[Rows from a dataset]
* * *

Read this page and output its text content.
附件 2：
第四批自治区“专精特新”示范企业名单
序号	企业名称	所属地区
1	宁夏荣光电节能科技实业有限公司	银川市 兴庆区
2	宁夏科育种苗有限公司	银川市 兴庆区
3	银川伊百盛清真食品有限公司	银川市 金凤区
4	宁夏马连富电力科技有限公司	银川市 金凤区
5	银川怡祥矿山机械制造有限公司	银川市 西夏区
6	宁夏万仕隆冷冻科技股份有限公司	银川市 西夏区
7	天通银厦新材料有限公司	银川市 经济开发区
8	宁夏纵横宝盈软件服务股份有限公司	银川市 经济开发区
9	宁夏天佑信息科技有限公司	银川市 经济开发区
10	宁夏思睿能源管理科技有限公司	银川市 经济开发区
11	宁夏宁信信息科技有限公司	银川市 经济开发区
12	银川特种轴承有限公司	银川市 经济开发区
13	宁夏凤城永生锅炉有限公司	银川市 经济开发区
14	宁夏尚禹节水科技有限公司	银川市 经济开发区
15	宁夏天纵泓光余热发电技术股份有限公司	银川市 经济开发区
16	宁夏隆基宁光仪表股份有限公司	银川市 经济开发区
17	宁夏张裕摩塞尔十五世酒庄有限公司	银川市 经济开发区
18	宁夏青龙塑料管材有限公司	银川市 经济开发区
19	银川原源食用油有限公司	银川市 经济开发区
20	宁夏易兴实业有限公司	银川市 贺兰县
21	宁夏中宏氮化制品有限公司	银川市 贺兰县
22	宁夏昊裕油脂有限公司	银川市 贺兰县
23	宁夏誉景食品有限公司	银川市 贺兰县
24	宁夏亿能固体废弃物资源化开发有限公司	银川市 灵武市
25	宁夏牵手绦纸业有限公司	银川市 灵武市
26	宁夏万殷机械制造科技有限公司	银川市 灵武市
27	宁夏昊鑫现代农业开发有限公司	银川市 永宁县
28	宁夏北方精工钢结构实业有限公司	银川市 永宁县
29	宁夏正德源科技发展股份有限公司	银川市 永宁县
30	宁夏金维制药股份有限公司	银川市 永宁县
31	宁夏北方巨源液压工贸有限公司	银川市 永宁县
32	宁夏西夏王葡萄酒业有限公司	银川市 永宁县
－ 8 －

* * *

→ Exercise goal: Every record above must be duplicated exactly.

→ Expected output:
Read this page and output its text content.
附件 2：
第四批自治区“专精特新”示范企业名单
序号	企业名称	所属地区
1	宁夏荣光电节能科技实业有限公司	银川市 兴庆区
2	宁夏科育种苗有限公司	银川市 兴庆区
3	银川伊百盛清真食品有限公司	银川市 金凤区
4	宁夏马连富电力科技有限公司	银川市 金凤区
5	银川怡祥矿山机械制造有限公司	银川市 西夏区
6	宁夏万仕隆冷冻科技股份有限公司	银川市 西夏区
7	天通银厦新材料有限公司	银川市 经济开发区
8	宁夏纵横宝盈软件服务股份有限公司	银川市 经济开发区
9	宁夏天佑信息科技有限公司	银川市 经济开发区
10	宁夏思睿能源管理科技有限公司	银川市 经济开发区
11	宁夏宁信信息科技有限公司	银川市 经济开发区
12	银川特种轴承有限公司	银川市 经济开发区
13	宁夏凤城永生锅炉有限公司	银川市 经济开发区
14	宁夏尚禹节水科技有限公司	银川市 经济开发区
15	宁夏天纵泓光余热发电技术股份有限公司	银川市 经济开发区
16	宁夏隆基宁光仪表股份有限公司	银川市 经济开发区
17	宁夏张裕摩塞尔十五世酒庄有限公司	银川市 经济开发区
18	宁夏青龙塑料管材有限公司	银川市 经济开发区
19	银川原源食用油有限公司	银川市 经济开发区
20	宁夏易兴实业有限公司	银川市 贺兰县
21	宁夏中宏氮化制品有限公司	银川市 贺兰县
22	宁夏昊裕油脂有限公司	银川市 贺兰县
23	宁夏誉景食品有限公司	银川市 贺兰县
24	宁夏亿能固体废弃物资源化开发有限公司	银川市 灵武市
25	宁夏牵手绦纸业有限公司	银川市 灵武市
26	宁夏万殷机械制造科技有限公司	银川市 灵武市
27	宁夏昊鑫现代农业开发有限公司	银川市 永宁县
28	宁夏北方精工钢结构实业有限公司	银川市 永宁县
29	宁夏正德源科技发展股份有限公司	银川市 永宁县
30	宁夏金维制药股份有限公司	银川市 永宁县
31	宁夏北方巨源液压工贸有限公司	银川市 永宁县
32	宁夏西夏王葡萄酒业有限公司	银川市 永宁县
－ 8 －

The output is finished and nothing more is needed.